Items from a figure collection
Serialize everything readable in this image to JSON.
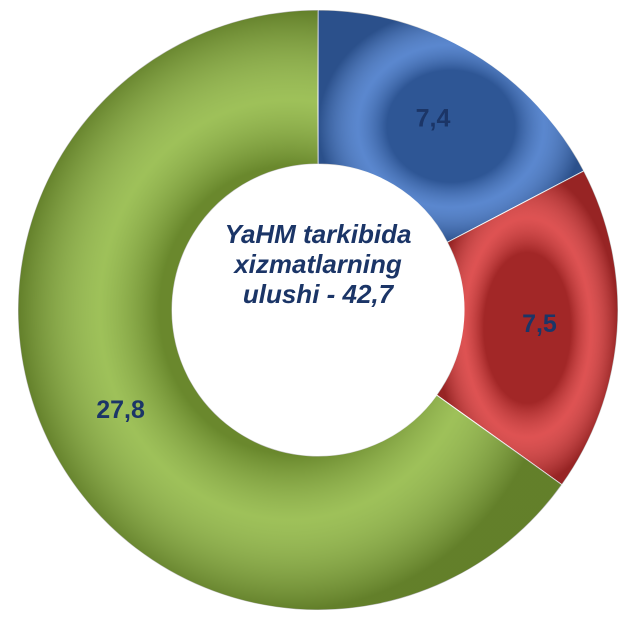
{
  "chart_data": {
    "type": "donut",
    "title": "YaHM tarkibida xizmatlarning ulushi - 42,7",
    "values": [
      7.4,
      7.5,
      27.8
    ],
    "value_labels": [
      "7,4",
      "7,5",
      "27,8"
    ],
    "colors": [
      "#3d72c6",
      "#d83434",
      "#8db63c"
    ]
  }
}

Given problem: Copy the listing word for word, excluding its pictures.

Answer below:
Serialize everything readable in this image to JSON.
{
  "chart_data": {
    "type": "donut",
    "title": "YaHM tarkibida xizmatlarning ulushi - 42,7",
    "values": [
      7.4,
      7.5,
      27.8
    ],
    "value_labels": [
      "7,4",
      "7,5",
      "27,8"
    ],
    "colors": [
      "#3d72c6",
      "#d83434",
      "#8db63c"
    ]
  }
}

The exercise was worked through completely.